> Task requirements
Wherever the string "Civil" appears, copy the whole line.

> Data entries
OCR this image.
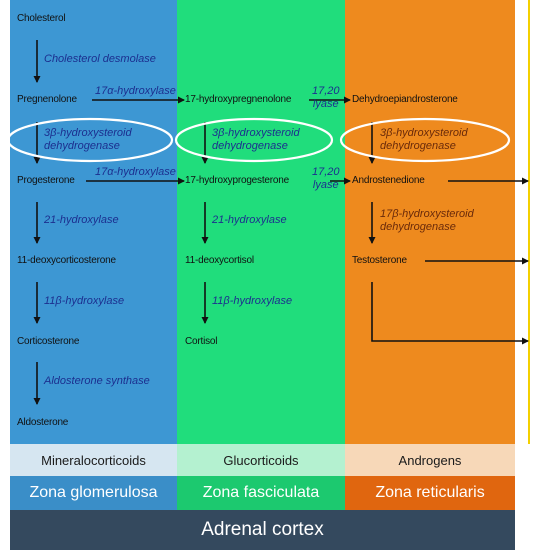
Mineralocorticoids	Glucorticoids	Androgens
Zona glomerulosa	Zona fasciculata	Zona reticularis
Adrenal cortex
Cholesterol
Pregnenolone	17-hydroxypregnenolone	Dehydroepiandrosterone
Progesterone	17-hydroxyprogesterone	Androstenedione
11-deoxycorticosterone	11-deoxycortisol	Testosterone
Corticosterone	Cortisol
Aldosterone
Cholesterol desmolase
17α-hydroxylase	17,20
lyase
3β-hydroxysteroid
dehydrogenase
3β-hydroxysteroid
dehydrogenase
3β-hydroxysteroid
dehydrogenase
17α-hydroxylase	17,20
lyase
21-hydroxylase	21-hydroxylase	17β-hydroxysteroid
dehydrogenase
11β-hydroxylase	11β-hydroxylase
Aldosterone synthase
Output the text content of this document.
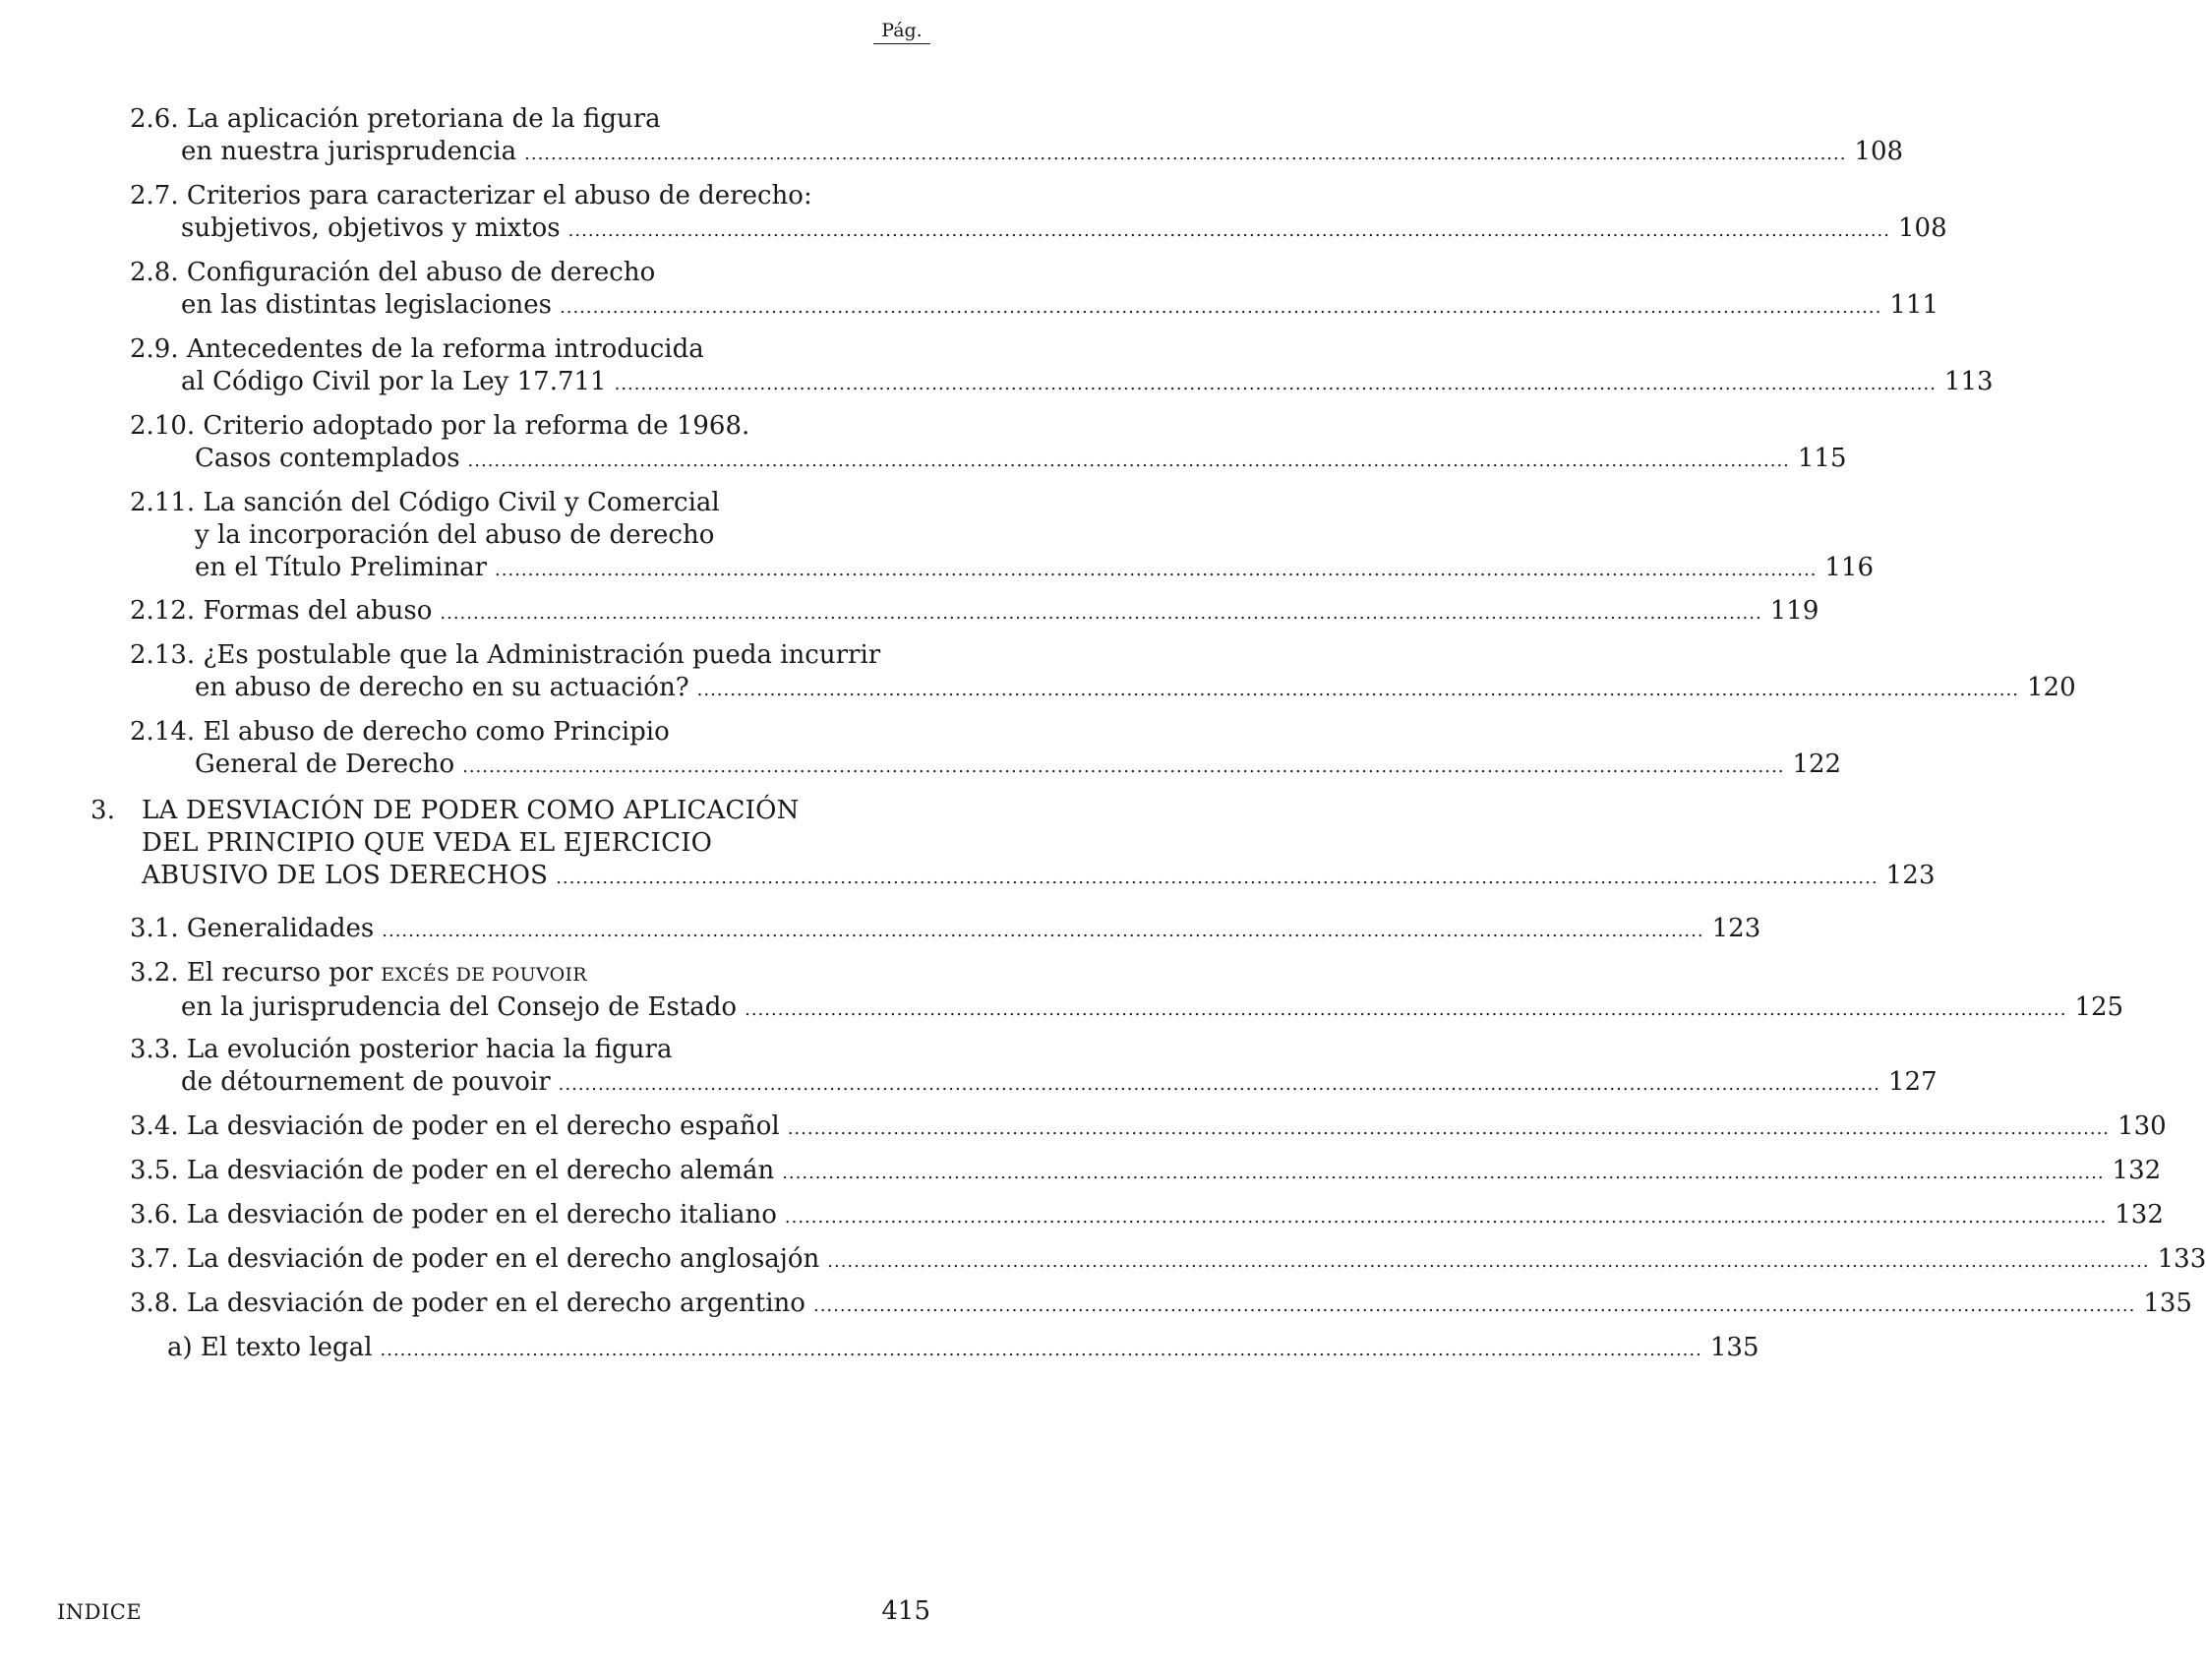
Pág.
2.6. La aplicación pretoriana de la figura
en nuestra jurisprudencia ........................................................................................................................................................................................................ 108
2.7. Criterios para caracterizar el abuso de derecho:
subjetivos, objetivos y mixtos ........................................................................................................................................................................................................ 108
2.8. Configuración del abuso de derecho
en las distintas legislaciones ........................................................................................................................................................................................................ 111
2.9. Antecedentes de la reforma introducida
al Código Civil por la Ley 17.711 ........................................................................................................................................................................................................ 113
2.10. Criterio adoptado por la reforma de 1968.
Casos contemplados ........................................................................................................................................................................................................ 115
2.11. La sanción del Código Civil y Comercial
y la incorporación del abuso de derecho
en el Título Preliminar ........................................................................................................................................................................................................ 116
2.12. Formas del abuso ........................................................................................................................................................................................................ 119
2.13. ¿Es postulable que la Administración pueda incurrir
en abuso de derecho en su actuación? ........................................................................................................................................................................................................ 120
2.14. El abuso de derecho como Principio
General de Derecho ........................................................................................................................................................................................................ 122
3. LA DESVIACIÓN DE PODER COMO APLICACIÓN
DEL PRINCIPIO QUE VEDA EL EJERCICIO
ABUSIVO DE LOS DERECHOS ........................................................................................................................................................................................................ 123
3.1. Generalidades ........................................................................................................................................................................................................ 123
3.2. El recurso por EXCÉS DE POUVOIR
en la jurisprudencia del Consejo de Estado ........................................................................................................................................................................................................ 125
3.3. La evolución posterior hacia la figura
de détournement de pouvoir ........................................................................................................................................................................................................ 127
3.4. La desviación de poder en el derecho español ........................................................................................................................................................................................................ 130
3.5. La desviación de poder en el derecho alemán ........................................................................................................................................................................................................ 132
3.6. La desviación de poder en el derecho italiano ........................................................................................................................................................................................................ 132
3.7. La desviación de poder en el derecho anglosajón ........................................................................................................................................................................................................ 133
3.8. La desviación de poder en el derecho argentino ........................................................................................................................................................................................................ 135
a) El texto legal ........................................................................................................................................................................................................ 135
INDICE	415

> Answer
al Código Civil por la Ley 17.711 ........................................................................................................................................................................................................ 113
2.11. La sanción del Código Civil y Comercial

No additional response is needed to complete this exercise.